The exercise |
Can you transcribe every record below exactly as it appears?

Data shown |
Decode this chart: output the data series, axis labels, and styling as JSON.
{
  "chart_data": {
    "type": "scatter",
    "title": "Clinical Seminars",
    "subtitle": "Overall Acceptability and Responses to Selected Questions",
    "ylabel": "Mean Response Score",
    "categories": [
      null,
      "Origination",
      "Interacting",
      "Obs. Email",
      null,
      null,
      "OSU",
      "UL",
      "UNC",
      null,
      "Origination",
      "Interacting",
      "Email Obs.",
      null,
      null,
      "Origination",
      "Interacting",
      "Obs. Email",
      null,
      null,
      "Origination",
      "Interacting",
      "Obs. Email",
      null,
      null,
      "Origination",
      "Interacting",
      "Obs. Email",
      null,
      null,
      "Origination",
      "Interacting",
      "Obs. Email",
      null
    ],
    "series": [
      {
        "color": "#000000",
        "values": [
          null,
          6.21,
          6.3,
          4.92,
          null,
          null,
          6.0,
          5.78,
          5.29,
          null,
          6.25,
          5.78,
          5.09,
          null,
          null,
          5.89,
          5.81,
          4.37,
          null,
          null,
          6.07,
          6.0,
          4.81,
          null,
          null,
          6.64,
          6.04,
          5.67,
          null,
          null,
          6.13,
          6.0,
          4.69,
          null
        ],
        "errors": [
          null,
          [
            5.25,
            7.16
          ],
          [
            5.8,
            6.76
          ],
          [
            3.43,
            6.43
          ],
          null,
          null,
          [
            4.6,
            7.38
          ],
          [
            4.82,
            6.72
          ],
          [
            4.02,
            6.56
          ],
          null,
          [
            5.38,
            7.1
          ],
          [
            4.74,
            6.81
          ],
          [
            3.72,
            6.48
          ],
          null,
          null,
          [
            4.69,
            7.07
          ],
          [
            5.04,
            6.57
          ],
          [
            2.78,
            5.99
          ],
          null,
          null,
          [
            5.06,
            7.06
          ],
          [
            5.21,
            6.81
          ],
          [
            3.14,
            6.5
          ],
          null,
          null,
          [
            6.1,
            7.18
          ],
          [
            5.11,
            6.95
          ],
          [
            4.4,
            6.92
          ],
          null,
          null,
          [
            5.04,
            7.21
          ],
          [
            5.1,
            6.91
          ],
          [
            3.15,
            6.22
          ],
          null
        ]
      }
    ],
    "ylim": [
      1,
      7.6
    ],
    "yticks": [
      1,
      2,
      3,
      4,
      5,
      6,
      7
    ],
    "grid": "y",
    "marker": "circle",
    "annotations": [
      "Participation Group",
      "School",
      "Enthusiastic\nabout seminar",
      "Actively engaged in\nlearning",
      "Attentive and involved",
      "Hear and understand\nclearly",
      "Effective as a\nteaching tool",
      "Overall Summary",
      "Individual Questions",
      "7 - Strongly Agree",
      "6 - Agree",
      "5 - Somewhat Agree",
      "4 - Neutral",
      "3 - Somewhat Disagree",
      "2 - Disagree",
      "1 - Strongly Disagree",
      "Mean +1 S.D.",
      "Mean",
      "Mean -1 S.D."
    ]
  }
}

Solution for this problem |
Decode this chart: output the data series, axis labels, and styling as JSON.
{
  "chart_data": {
    "type": "scatter",
    "title": "Clinical Seminars",
    "subtitle": "Overall Acceptability and Responses to Selected Questions",
    "ylabel": "Mean Response Score",
    "categories": [
      null,
      "Origination",
      "Interacting",
      "Obs. Email",
      null,
      null,
      "OSU",
      "UL",
      "UNC",
      null,
      "Origination",
      "Interacting",
      "Email Obs.",
      null,
      null,
      "Origination",
      "Interacting",
      "Obs. Email",
      null,
      null,
      "Origination",
      "Interacting",
      "Obs. Email",
      null,
      null,
      "Origination",
      "Interacting",
      "Obs. Email",
      null,
      null,
      "Origination",
      "Interacting",
      "Obs. Email",
      null
    ],
    "series": [
      {
        "color": "#000000",
        "values": [
          null,
          6.21,
          6.3,
          4.92,
          null,
          null,
          6.0,
          5.78,
          5.29,
          null,
          6.25,
          5.78,
          5.09,
          null,
          null,
          5.89,
          5.81,
          4.37,
          null,
          null,
          6.07,
          6.0,
          4.81,
          null,
          null,
          6.64,
          6.04,
          5.67,
          null,
          null,
          6.13,
          6.0,
          4.69,
          null
        ],
        "errors": [
          null,
          [
            5.25,
            7.16
          ],
          [
            5.8,
            6.76
          ],
          [
            3.43,
            6.43
          ],
          null,
          null,
          [
            4.6,
            7.38
          ],
          [
            4.82,
            6.72
          ],
          [
            4.02,
            6.56
          ],
          null,
          [
            5.38,
            7.1
          ],
          [
            4.74,
            6.81
          ],
          [
            3.72,
            6.48
          ],
          null,
          null,
          [
            4.69,
            7.07
          ],
          [
            5.04,
            6.57
          ],
          [
            2.78,
            5.99
          ],
          null,
          null,
          [
            5.06,
            7.06
          ],
          [
            5.21,
            6.81
          ],
          [
            3.14,
            6.5
          ],
          null,
          null,
          [
            6.1,
            7.18
          ],
          [
            5.11,
            6.95
          ],
          [
            4.4,
            6.92
          ],
          null,
          null,
          [
            5.04,
            7.21
          ],
          [
            5.1,
            6.91
          ],
          [
            3.15,
            6.22
          ],
          null
        ]
      }
    ],
    "ylim": [
      1,
      7.6
    ],
    "yticks": [
      1,
      2,
      3,
      4,
      5,
      6,
      7
    ],
    "grid": "y",
    "marker": "circle",
    "annotations": [
      "Participation Group",
      "School",
      "Enthusiastic\nabout seminar",
      "Actively engaged in\nlearning",
      "Attentive and involved",
      "Hear and understand\nclearly",
      "Effective as a\nteaching tool",
      "Overall Summary",
      "Individual Questions",
      "7 - Strongly Agree",
      "6 - Agree",
      "5 - Somewhat Agree",
      "4 - Neutral",
      "3 - Somewhat Disagree",
      "2 - Disagree",
      "1 - Strongly Disagree",
      "Mean +1 S.D.",
      "Mean",
      "Mean -1 S.D."
    ]
  }
}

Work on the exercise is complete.